# Fragmento del texto
________________
Tu agradecimiento por mi compañía fue aséptico. Mi despedida, protocolaria. Por eso me sorprendió tu llamada al día siguiente para quedar a cenar. En aquella ocasión hablamos de caminos que no condujeron a ninguna parte porque nunca los emprendimos. Nos despedimos por segunda y última vez, sabiendo que en ningún momento llegamos a encajar. Puede que porque coincidimos en un momento complicado de nuestras vidas.
El caso es que no era el momento; no el nuestro. De modo que nunca más nos hemos buscado. Nunca más nos hemos vuelto a ver. Y el silencio ha sido lo único que nos hemos sabido decir.
Hay lugares que considero sagrados. Uno de ellos es la librería que queda por descubrir.
Pese a que no son lo mismo, no distingo entre librerías y bibliotecas. Me perdería en cualquiera de ellas durante una vida entera sin darme cuenta, porque en ningún otro sitio pasa el tiempo tan rápido. Y aun así necesitaría dos vidas más para colmar mi voracidad lectora.
Con la música y el cine me ocurre igual.
El arte, sea lo que sea tal cosa, puede cambiarte, hacerte dudar y tambalear un imperio. También puede ser un modo de protesta o ser utilizado en favor de una causa u otra. Por eso el tirano y el poderoso han silenciado —ayer y hoy— cualquier manifestación artística que fuera en contra de sus intereses.
La lista de libros, canciones, películas, cuadros, obras de teatro, que a lo largo de la Historia han sido —y son— censuradas, es larguísima. Por eso, cuando el arte en cualquiera de sus formas consigue burlar la censura, una barrera es derribada.
Cada cual vive como quiere o puede. Menos mal que hubo —y hay— quienes no se conformaron, protestaron y arriesgaron. Porque si no, no quiero ni pensar en qué punto estaríamos de eso llamado estado del bienestar.
No soy dado a la entelequia, pero pienso que tarde o temprano nos tocará arriesgar a nosotros, o al recambio generacional más inmediato. Claro está, si antes, todos, logramos desembarazarnos de la mierda que tenemos aposentada en el culo.
________________
# Datos
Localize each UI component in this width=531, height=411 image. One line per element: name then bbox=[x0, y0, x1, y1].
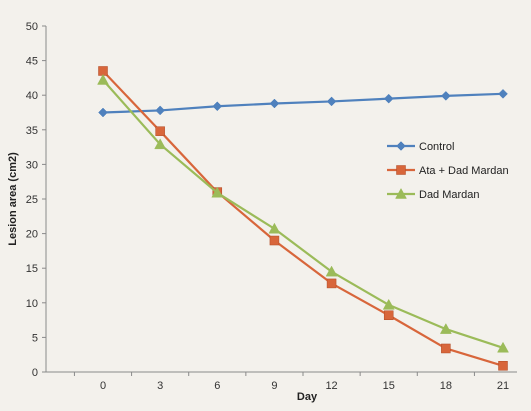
________________
# Tareas y ejercicios
1. Cambia "sagrados" por "imprescindibles" y reescribe el fragmento del texto desde "El caso es que" hasta "queda por descubrir.".
2. Por favor, retoma el texto sobre los libros, el arte y la censura y continúalo a partir de su última oración.

# Respuestas por tarea
1.
El caso es que no era el momento; no el nuestro. De modo que nunca más nos hemos buscado. Nunca más nos hemos vuelto a ver. Y el silencio ha sido lo único que nos hemos sabido decir.
Hay lugares que considero imprescindibles. Uno de ellos es la librería que queda por descubrir.

2.
Porque hay muchos acomodados cerebrales carentes de criterio, que sabiéndose ignorantes y gilipollas, no solo quieren seguir siéndolo aun teniendo los medios para cambiar, sino que se vanaglorian de ello. Eso los hace parte del problema y todo un triunfo para los intereses del Estado de derecho del que, si disientes de su estructura y encima te atreves a molestar, eres el que sobra.
Una vez osé mirar al rostro del mal con el anhelo de descubrir un gran secreto...
Si os cito a Hannibal Lecter, tan formidable psicópata le roba en todas las secuelas el protagonismo a la agente Clarice Starling. Si os nombro Star Wars, la quintaesencia de tan irrepetible saga es Darth Vader. Lo mismo que aquel terrorífico octavo pasajero que nos estremeció en la nave Nostromo.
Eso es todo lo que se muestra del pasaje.